══ RAW DATA ══

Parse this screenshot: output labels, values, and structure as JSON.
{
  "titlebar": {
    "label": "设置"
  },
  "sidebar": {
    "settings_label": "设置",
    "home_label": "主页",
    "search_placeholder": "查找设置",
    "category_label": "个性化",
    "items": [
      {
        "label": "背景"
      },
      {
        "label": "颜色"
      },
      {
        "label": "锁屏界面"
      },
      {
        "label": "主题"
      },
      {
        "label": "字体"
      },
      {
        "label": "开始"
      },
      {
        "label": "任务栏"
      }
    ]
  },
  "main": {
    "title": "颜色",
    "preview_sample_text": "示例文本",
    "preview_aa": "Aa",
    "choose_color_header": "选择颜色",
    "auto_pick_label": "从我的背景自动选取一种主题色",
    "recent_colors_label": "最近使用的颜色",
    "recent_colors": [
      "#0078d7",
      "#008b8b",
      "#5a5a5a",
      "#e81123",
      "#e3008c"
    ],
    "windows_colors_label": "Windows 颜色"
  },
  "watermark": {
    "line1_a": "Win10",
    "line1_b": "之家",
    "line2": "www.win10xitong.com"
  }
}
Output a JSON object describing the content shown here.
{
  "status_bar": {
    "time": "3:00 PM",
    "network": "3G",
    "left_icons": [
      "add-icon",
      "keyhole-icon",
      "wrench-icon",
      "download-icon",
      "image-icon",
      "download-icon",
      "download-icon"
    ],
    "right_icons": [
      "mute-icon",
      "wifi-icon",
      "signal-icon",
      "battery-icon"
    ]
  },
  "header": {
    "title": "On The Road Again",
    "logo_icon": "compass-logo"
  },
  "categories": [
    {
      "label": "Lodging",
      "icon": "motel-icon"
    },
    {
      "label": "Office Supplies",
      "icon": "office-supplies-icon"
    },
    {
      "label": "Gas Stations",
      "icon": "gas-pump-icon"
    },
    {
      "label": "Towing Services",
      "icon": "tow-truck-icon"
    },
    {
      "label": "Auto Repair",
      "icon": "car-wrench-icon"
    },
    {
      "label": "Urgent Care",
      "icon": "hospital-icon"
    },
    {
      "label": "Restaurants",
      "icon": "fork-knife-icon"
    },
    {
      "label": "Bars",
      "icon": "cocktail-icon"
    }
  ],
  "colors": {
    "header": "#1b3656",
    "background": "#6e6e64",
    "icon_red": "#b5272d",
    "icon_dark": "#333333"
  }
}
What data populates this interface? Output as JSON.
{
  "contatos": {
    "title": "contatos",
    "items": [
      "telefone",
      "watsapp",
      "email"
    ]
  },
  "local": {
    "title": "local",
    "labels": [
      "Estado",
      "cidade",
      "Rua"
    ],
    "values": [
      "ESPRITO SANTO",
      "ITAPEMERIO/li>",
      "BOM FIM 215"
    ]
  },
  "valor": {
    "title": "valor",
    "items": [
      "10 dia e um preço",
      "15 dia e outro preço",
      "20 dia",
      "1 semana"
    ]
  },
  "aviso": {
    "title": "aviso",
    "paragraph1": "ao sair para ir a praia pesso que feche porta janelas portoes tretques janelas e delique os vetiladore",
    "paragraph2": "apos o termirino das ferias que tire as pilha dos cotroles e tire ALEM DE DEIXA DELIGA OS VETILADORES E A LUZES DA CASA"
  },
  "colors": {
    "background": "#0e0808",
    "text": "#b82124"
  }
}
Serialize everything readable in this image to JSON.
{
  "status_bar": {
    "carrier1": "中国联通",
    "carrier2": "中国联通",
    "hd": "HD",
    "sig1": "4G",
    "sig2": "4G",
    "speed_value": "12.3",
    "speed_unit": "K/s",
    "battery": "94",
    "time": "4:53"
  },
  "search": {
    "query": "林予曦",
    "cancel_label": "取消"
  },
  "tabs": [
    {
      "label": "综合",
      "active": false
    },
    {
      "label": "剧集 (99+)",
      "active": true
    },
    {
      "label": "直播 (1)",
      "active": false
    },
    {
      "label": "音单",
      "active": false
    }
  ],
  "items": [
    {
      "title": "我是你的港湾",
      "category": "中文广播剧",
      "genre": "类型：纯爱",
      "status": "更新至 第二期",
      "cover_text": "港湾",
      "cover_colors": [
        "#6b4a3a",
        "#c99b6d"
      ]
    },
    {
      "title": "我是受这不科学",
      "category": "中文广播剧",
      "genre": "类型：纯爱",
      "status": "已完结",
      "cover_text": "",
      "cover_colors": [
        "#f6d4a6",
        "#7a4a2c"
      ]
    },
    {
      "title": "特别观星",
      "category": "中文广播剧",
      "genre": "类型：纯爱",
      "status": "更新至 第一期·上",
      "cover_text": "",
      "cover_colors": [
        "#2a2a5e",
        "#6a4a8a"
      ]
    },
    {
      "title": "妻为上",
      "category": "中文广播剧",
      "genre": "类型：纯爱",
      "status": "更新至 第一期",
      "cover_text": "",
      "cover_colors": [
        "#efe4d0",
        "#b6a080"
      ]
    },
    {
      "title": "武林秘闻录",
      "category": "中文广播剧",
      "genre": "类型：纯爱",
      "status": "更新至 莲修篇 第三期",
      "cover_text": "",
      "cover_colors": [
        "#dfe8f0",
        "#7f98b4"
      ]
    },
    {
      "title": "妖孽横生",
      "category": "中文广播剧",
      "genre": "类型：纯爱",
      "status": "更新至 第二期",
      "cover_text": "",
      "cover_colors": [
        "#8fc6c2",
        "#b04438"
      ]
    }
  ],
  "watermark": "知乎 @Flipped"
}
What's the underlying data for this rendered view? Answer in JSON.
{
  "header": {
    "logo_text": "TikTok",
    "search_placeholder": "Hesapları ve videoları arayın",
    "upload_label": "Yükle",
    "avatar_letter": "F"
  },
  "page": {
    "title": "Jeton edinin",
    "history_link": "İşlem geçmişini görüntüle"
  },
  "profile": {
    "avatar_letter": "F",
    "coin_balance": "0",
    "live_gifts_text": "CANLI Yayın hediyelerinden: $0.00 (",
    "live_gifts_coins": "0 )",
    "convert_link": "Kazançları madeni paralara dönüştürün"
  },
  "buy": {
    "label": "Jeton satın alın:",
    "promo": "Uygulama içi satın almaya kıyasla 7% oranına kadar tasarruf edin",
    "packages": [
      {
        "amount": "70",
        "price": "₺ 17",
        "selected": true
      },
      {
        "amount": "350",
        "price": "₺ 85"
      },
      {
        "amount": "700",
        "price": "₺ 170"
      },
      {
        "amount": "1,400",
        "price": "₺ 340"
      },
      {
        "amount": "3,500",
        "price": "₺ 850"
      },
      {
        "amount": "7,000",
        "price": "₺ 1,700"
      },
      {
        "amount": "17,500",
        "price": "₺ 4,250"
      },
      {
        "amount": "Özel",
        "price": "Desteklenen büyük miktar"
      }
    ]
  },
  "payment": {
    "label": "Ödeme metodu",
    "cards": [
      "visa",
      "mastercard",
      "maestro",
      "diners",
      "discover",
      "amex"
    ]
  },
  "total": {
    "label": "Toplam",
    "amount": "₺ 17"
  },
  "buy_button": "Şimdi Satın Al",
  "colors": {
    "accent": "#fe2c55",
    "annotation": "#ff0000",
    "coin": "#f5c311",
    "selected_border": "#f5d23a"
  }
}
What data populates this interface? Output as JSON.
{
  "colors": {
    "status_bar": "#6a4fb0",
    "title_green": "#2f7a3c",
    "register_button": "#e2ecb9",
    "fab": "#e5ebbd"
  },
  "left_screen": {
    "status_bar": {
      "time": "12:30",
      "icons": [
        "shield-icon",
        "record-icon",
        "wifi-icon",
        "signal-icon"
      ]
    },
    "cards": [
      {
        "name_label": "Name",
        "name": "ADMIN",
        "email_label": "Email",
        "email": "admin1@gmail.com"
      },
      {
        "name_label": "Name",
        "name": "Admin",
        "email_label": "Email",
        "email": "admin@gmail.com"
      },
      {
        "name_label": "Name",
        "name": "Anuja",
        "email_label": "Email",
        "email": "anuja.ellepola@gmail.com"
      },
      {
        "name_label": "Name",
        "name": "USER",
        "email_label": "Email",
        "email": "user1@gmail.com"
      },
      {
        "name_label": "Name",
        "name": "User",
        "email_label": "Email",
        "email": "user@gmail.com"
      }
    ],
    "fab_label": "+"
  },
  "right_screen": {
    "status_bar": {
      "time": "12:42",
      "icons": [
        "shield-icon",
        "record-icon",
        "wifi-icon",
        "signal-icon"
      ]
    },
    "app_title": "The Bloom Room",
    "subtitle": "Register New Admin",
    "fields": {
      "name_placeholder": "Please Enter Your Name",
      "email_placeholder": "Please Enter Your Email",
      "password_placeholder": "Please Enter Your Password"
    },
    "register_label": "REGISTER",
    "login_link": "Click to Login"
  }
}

═══

— EXERCISE DIRECTIONS —
For the material, find the number of lines holding the word "gmail" and give that figure and nothing more.

— THE OUTPUT —
5